Put the entries below into a Markdown table with two columns, Row and Line. Start at the first line and end at the line that contains "hit-row[interactable]: UniRef100_Q00917: [0, 1194, 640, 1204]", leave out blank lines, and number each row.

===============

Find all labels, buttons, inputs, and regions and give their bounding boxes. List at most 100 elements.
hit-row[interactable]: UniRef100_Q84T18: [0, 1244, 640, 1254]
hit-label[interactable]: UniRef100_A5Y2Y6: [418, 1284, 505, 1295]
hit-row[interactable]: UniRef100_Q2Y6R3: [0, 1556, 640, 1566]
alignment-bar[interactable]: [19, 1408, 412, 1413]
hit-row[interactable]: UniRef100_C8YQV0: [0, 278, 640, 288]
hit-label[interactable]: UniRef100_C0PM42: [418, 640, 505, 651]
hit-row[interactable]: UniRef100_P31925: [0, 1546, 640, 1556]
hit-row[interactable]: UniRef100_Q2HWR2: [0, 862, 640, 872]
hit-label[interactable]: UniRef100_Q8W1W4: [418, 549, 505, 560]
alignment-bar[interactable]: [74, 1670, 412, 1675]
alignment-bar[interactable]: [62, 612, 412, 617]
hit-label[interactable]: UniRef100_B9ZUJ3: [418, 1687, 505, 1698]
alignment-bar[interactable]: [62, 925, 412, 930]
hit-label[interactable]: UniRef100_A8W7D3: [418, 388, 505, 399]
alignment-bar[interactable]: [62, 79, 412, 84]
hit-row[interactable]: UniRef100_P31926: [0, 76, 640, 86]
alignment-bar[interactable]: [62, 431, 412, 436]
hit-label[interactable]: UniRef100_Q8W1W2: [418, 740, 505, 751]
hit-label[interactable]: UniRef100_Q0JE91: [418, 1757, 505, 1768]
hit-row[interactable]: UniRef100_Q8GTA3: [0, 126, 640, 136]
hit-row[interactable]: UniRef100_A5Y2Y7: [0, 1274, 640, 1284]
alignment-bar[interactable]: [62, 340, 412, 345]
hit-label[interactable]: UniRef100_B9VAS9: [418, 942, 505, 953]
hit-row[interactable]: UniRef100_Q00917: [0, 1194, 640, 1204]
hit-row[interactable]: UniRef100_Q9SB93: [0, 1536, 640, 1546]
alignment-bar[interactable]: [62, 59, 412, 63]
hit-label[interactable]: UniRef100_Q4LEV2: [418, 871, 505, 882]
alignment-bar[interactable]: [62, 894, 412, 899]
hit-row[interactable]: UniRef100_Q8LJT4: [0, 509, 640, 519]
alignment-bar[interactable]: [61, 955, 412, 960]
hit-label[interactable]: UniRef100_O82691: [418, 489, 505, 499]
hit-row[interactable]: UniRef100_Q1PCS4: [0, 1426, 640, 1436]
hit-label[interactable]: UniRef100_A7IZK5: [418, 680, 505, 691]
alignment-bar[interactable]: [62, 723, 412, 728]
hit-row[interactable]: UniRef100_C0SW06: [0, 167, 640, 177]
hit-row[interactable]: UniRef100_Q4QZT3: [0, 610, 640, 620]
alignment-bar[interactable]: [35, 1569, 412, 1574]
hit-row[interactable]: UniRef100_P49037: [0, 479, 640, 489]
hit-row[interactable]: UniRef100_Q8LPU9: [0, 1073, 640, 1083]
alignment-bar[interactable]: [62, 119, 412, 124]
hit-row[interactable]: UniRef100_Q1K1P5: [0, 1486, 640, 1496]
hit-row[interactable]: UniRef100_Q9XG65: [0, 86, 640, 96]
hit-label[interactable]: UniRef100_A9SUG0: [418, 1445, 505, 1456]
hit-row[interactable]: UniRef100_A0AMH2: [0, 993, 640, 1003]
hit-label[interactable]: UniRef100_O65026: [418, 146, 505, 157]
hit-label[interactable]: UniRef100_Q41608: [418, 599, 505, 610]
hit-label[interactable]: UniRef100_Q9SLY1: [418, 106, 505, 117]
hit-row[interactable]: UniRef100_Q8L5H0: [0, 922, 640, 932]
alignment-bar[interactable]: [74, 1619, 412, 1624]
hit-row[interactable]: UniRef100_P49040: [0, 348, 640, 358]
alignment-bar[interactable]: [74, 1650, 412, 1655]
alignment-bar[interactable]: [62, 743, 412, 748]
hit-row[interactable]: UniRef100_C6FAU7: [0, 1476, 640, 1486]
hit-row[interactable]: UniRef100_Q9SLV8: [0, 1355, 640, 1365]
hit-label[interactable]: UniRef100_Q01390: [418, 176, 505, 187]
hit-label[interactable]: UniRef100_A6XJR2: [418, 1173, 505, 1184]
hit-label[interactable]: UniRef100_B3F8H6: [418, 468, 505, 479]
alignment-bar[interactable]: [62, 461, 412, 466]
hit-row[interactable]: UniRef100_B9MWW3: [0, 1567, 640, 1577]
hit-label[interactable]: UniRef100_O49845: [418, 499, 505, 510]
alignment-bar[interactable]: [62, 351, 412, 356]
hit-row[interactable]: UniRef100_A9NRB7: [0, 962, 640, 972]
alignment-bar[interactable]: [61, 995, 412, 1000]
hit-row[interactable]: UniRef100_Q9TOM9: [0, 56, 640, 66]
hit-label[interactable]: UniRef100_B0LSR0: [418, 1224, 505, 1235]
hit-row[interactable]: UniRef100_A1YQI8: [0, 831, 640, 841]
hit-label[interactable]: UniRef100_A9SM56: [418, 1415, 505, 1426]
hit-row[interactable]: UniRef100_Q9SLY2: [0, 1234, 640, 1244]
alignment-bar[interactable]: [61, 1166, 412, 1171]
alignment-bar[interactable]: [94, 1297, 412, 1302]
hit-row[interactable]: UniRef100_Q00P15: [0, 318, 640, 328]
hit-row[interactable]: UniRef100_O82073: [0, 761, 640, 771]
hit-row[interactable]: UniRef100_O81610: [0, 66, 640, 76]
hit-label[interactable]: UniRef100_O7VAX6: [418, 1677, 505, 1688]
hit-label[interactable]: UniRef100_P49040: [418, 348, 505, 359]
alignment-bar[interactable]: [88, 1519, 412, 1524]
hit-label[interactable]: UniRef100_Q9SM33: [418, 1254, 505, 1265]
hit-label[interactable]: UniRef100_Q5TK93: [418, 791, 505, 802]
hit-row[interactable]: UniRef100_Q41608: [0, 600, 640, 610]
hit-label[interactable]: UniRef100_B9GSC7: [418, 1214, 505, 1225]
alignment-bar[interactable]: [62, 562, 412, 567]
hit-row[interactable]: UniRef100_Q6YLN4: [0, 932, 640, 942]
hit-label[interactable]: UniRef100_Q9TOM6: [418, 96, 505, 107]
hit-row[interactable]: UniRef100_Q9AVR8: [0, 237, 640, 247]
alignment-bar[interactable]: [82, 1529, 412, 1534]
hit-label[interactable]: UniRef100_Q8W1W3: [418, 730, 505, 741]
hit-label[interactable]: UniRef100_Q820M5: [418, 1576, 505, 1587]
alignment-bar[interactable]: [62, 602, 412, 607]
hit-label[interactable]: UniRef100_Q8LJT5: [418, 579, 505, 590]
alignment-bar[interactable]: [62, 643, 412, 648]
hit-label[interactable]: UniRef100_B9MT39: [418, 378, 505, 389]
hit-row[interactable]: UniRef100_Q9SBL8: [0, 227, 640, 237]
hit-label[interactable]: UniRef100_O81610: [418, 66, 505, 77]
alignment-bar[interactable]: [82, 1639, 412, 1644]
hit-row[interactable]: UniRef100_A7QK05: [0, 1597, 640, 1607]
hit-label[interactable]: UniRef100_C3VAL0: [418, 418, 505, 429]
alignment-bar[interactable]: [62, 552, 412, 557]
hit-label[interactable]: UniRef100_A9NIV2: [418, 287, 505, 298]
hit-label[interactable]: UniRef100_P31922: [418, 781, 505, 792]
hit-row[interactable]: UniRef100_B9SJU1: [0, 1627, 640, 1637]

===============

# [WRITTEN SOLUTION]
| Row | Line |
|---|---|
| 1 | Find all labels, buttons, inputs, and regions and give their bounding boxes. List at most 100 elements. |
| 2 | hit-row[interactable]: UniRef100_Q84T18: [0, 1244, 640, 1254] |
| 3 | hit-label[interactable]: UniRef100_A5Y2Y6: [418, 1284, 505, 1295] |
| 4 | hit-row[interactable]: UniRef100_Q2Y6R3: [0, 1556, 640, 1566] |
| 5 | alignment-bar[interactable]: [19, 1408, 412, 1413] |
| 6 | hit-row[interactable]: UniRef100_C8YQV0: [0, 278, 640, 288] |
| 7 | hit-label[interactable]: UniRef100_C0PM42: [418, 640, 505, 651] |
| 8 | hit-row[interactable]: UniRef100_P31925: [0, 1546, 640, 1556] |
| 9 | hit-row[interactable]: UniRef100_Q2HWR2: [0, 862, 640, 872] |
| 10 | hit-label[interactable]: UniRef100_Q8W1W4: [418, 549, 505, 560] |
| 11 | alignment-bar[interactable]: [74, 1670, 412, 1675] |
| 12 | alignment-bar[interactable]: [62, 612, 412, 617] |
| 13 | hit-label[interactable]: UniRef100_B9ZUJ3: [418, 1687, 505, 1698] |
| 14 | alignment-bar[interactable]: [62, 925, 412, 930] |
| 15 | hit-label[interactable]: UniRef100_A8W7D3: [418, 388, 505, 399] |
| 16 | alignment-bar[interactable]: [62, 79, 412, 84] |
| 17 | hit-row[interactable]: UniRef100_P31926: [0, 76, 640, 86] |
| 18 | alignment-bar[interactable]: [62, 431, 412, 436] |
| 19 | hit-label[interactable]: UniRef100_Q8W1W2: [418, 740, 505, 751] |
| 20 | hit-label[interactable]: UniRef100_Q0JE91: [418, 1757, 505, 1768] |
| 21 | hit-row[interactable]: UniRef100_Q8GTA3: [0, 126, 640, 136] |
| 22 | hit-row[interactable]: UniRef100_A5Y2Y7: [0, 1274, 640, 1284] |
| 23 | alignment-bar[interactable]: [62, 340, 412, 345] |
| 24 | hit-label[interactable]: UniRef100_B9VAS9: [418, 942, 505, 953] |
| 25 | hit-row[interactable]: UniRef100_Q00917: [0, 1194, 640, 1204] |